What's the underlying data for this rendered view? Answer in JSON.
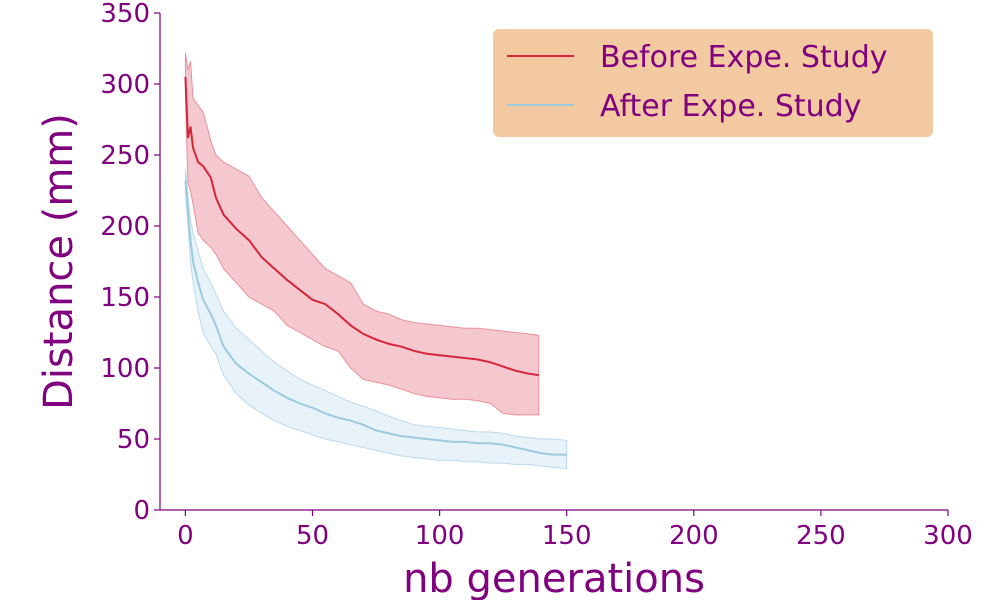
{
  "chart_data": {
    "type": "line",
    "title": "",
    "xlabel": "nb generations",
    "ylabel": "Distance (mm)",
    "xlim": [
      -10,
      300
    ],
    "ylim": [
      0,
      350
    ],
    "xticks": [
      "0",
      "50",
      "100",
      "150",
      "200",
      "250",
      "300"
    ],
    "yticks": [
      "0",
      "50",
      "100",
      "150",
      "200",
      "250",
      "300",
      "350"
    ],
    "grid": false,
    "legend_position": "top-right",
    "colors": {
      "text": "#800080",
      "legend_bg": "#f2c9a1",
      "before_line": "#d62538",
      "before_band": "#f2b4bd",
      "after_line": "#9ccbe0",
      "after_band": "#d7e9f5"
    },
    "series": [
      {
        "name": "Before Expe. Study",
        "x": [
          0,
          1,
          2,
          3,
          5,
          7,
          10,
          12,
          15,
          20,
          25,
          30,
          35,
          40,
          45,
          50,
          55,
          60,
          65,
          70,
          75,
          80,
          85,
          90,
          95,
          100,
          105,
          110,
          115,
          120,
          125,
          130,
          135,
          139
        ],
        "y": [
          305,
          262,
          270,
          255,
          245,
          242,
          234,
          220,
          208,
          198,
          190,
          178,
          170,
          162,
          155,
          148,
          145,
          138,
          130,
          124,
          120,
          117,
          115,
          112,
          110,
          109,
          108,
          107,
          106,
          104,
          101,
          98,
          96,
          95
        ],
        "lower": [
          290,
          230,
          225,
          215,
          195,
          190,
          185,
          180,
          170,
          160,
          150,
          145,
          140,
          130,
          125,
          120,
          115,
          112,
          100,
          92,
          90,
          88,
          85,
          82,
          80,
          79,
          78,
          78,
          77,
          75,
          68,
          67,
          67,
          67
        ],
        "upper": [
          322,
          310,
          316,
          290,
          285,
          280,
          260,
          250,
          245,
          240,
          235,
          220,
          210,
          200,
          190,
          180,
          170,
          165,
          160,
          145,
          140,
          138,
          134,
          132,
          131,
          130,
          129,
          128,
          128,
          127,
          126,
          125,
          124,
          123
        ]
      },
      {
        "name": "After Expe. Study",
        "x": [
          0,
          1,
          2,
          3,
          5,
          7,
          10,
          12,
          15,
          20,
          25,
          30,
          35,
          40,
          45,
          50,
          55,
          60,
          65,
          70,
          75,
          80,
          85,
          90,
          95,
          100,
          105,
          110,
          115,
          120,
          125,
          130,
          135,
          140,
          145,
          150
        ],
        "y": [
          232,
          210,
          190,
          175,
          160,
          148,
          138,
          130,
          115,
          103,
          96,
          90,
          84,
          79,
          75,
          72,
          68,
          65,
          63,
          60,
          56,
          54,
          52,
          51,
          50,
          49,
          48,
          48,
          47,
          47,
          46,
          44,
          42,
          40,
          39,
          39
        ],
        "lower": [
          225,
          200,
          175,
          160,
          140,
          125,
          115,
          110,
          95,
          82,
          74,
          68,
          63,
          59,
          56,
          53,
          50,
          48,
          46,
          44,
          42,
          40,
          38,
          37,
          36,
          35,
          35,
          34,
          34,
          33,
          33,
          32,
          32,
          31,
          30,
          29
        ],
        "upper": [
          240,
          222,
          205,
          195,
          182,
          170,
          160,
          152,
          140,
          128,
          120,
          112,
          104,
          98,
          92,
          88,
          84,
          80,
          76,
          73,
          70,
          66,
          63,
          60,
          59,
          58,
          57,
          56,
          55,
          55,
          54,
          52,
          51,
          50,
          50,
          49
        ]
      }
    ]
  }
}
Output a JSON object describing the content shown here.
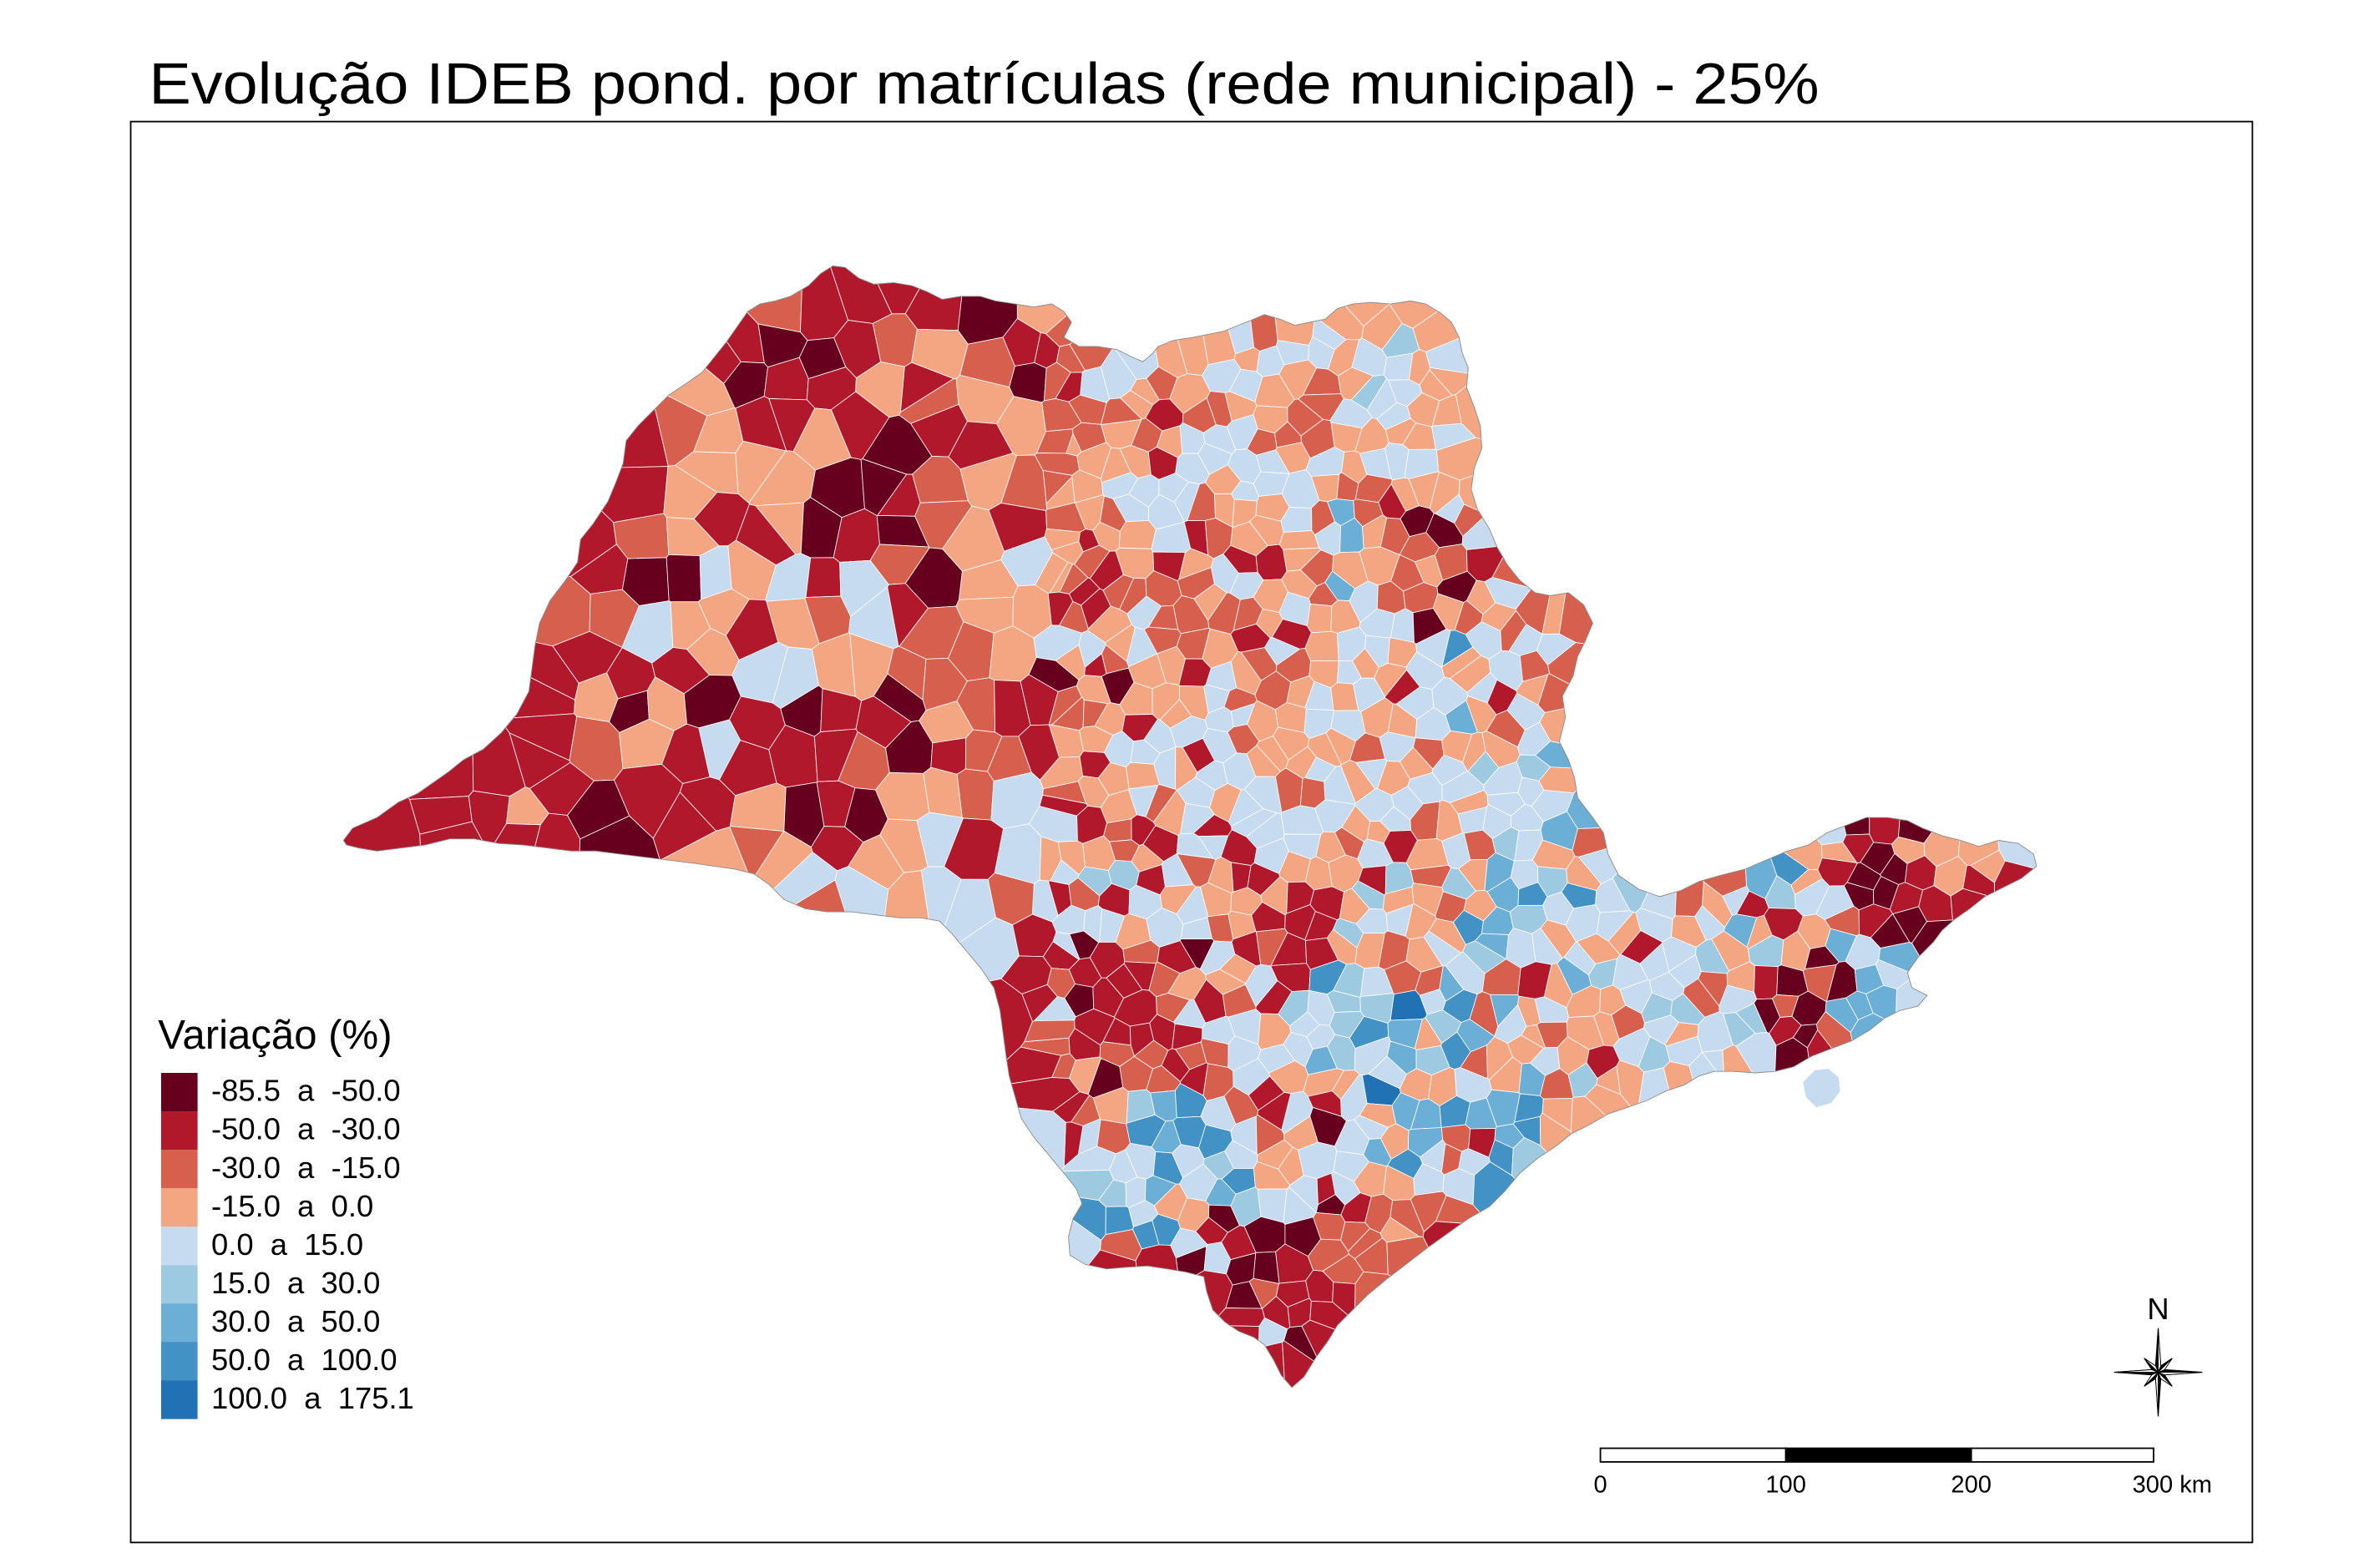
{
  "title": "Evolução IDEB pond. por matrículas (rede municipal) - 25%",
  "legend": {
    "title": "Variação (%)",
    "items": [
      {
        "label": "-85.5  a  -50.0",
        "color": "#67001f"
      },
      {
        "label": "-50.0  a  -30.0",
        "color": "#b2182b"
      },
      {
        "label": "-30.0  a  -15.0",
        "color": "#d6604d"
      },
      {
        "label": "-15.0  a  0.0",
        "color": "#f4a582"
      },
      {
        "label": "0.0  a  15.0",
        "color": "#c6dbef"
      },
      {
        "label": "15.0  a  30.0",
        "color": "#9ecae1"
      },
      {
        "label": "30.0  a  50.0",
        "color": "#6baed6"
      },
      {
        "label": "50.0  a  100.0",
        "color": "#4292c6"
      },
      {
        "label": "100.0  a  175.1",
        "color": "#2171b5"
      }
    ]
  },
  "north_arrow": {
    "label": "N",
    "icon": "compass-rose-icon"
  },
  "scale_bar": {
    "labels": [
      "0",
      "100",
      "200",
      "300 km"
    ]
  }
}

= TO BE DONE =
Repeat the data exactly, excluding the pictures.

= PROBLEM SOLUTION =
What's the underlying data for this rendered view? Answer in JSON.
{
  "chart_data": {
    "type": "line",
    "title": "",
    "xlabel": "nb generations",
    "ylabel": "Distance (mm)",
    "xlim": [
      -10,
      300
    ],
    "ylim": [
      0,
      350
    ],
    "xticks": [
      "0",
      "50",
      "100",
      "150",
      "200",
      "250",
      "300"
    ],
    "yticks": [
      "0",
      "50",
      "100",
      "150",
      "200",
      "250",
      "300",
      "350"
    ],
    "grid": false,
    "legend_position": "top-right",
    "colors": {
      "text": "#800080",
      "legend_bg": "#f2c9a1",
      "before_line": "#d62538",
      "before_band": "#f2b4bd",
      "after_line": "#9ccbe0",
      "after_band": "#d7e9f5"
    },
    "series": [
      {
        "name": "Before Expe. Study",
        "x": [
          0,
          1,
          2,
          3,
          5,
          7,
          10,
          12,
          15,
          20,
          25,
          30,
          35,
          40,
          45,
          50,
          55,
          60,
          65,
          70,
          75,
          80,
          85,
          90,
          95,
          100,
          105,
          110,
          115,
          120,
          125,
          130,
          135,
          139
        ],
        "y": [
          305,
          262,
          270,
          255,
          245,
          242,
          234,
          220,
          208,
          198,
          190,
          178,
          170,
          162,
          155,
          148,
          145,
          138,
          130,
          124,
          120,
          117,
          115,
          112,
          110,
          109,
          108,
          107,
          106,
          104,
          101,
          98,
          96,
          95
        ],
        "lower": [
          290,
          230,
          225,
          215,
          195,
          190,
          185,
          180,
          170,
          160,
          150,
          145,
          140,
          130,
          125,
          120,
          115,
          112,
          100,
          92,
          90,
          88,
          85,
          82,
          80,
          79,
          78,
          78,
          77,
          75,
          68,
          67,
          67,
          67
        ],
        "upper": [
          322,
          310,
          316,
          290,
          285,
          280,
          260,
          250,
          245,
          240,
          235,
          220,
          210,
          200,
          190,
          180,
          170,
          165,
          160,
          145,
          140,
          138,
          134,
          132,
          131,
          130,
          129,
          128,
          128,
          127,
          126,
          125,
          124,
          123
        ]
      },
      {
        "name": "After Expe. Study",
        "x": [
          0,
          1,
          2,
          3,
          5,
          7,
          10,
          12,
          15,
          20,
          25,
          30,
          35,
          40,
          45,
          50,
          55,
          60,
          65,
          70,
          75,
          80,
          85,
          90,
          95,
          100,
          105,
          110,
          115,
          120,
          125,
          130,
          135,
          140,
          145,
          150
        ],
        "y": [
          232,
          210,
          190,
          175,
          160,
          148,
          138,
          130,
          115,
          103,
          96,
          90,
          84,
          79,
          75,
          72,
          68,
          65,
          63,
          60,
          56,
          54,
          52,
          51,
          50,
          49,
          48,
          48,
          47,
          47,
          46,
          44,
          42,
          40,
          39,
          39
        ],
        "lower": [
          225,
          200,
          175,
          160,
          140,
          125,
          115,
          110,
          95,
          82,
          74,
          68,
          63,
          59,
          56,
          53,
          50,
          48,
          46,
          44,
          42,
          40,
          38,
          37,
          36,
          35,
          35,
          34,
          34,
          33,
          33,
          32,
          32,
          31,
          30,
          29
        ],
        "upper": [
          240,
          222,
          205,
          195,
          182,
          170,
          160,
          152,
          140,
          128,
          120,
          112,
          104,
          98,
          92,
          88,
          84,
          80,
          76,
          73,
          70,
          66,
          63,
          60,
          59,
          58,
          57,
          56,
          55,
          55,
          54,
          52,
          51,
          50,
          50,
          49
        ]
      }
    ]
  }
}
Output a JSON object describing the content shown here.
{
  "title": "Evolução IDEB pond. por matrículas (rede municipal) - 25%",
  "legend": {
    "title": "Variação (%)",
    "items": [
      {
        "label": "-85.5  a  -50.0",
        "color": "#67001f"
      },
      {
        "label": "-50.0  a  -30.0",
        "color": "#b2182b"
      },
      {
        "label": "-30.0  a  -15.0",
        "color": "#d6604d"
      },
      {
        "label": "-15.0  a  0.0",
        "color": "#f4a582"
      },
      {
        "label": "0.0  a  15.0",
        "color": "#c6dbef"
      },
      {
        "label": "15.0  a  30.0",
        "color": "#9ecae1"
      },
      {
        "label": "30.0  a  50.0",
        "color": "#6baed6"
      },
      {
        "label": "50.0  a  100.0",
        "color": "#4292c6"
      },
      {
        "label": "100.0  a  175.1",
        "color": "#2171b5"
      }
    ]
  },
  "north_arrow": {
    "label": "N",
    "icon": "compass-rose-icon"
  },
  "scale_bar": {
    "labels": [
      "0",
      "100",
      "200",
      "300 km"
    ]
  }
}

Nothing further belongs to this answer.